> [Exercise task]: Below are the records. Gather each line that holds "Гкал".

> [The records]:
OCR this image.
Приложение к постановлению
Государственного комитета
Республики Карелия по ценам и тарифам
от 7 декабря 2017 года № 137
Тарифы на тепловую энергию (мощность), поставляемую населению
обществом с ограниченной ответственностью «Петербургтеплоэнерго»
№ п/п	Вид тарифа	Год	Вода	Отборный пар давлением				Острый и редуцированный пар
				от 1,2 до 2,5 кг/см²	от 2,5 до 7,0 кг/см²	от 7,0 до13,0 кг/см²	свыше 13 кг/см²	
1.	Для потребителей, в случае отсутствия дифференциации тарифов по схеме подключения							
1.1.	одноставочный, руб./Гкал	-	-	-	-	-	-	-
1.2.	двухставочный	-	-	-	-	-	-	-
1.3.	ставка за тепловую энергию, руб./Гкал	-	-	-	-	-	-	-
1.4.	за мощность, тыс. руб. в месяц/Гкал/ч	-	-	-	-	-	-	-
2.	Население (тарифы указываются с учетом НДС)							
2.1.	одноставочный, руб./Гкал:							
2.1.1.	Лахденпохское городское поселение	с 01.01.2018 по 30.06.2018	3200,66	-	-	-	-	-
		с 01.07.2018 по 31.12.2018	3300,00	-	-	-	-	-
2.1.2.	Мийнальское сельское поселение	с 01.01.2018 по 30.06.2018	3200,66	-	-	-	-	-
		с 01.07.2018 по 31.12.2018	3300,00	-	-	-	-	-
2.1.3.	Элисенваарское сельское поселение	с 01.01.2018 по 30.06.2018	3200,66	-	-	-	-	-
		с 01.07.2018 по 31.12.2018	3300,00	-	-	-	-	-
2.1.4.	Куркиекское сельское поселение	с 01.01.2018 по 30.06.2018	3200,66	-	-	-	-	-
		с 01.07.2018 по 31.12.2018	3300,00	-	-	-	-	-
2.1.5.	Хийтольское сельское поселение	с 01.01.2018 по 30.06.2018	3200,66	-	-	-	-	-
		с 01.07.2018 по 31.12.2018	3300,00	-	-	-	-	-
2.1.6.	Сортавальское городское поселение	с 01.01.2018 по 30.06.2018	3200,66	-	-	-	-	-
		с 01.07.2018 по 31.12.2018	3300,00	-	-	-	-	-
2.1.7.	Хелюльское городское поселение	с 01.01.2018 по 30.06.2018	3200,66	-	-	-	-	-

> [Exercise answer]:
1.1.	одноставочный, руб./Гкал	-	-	-	-	-	-	-
1.3.	ставка за тепловую энергию, руб./Гкал	-	-	-	-	-	-	-
1.4.	за мощность, тыс. руб. в месяц/Гкал/ч	-	-	-	-	-	-	-
2.1.	одноставочный, руб./Гкал:							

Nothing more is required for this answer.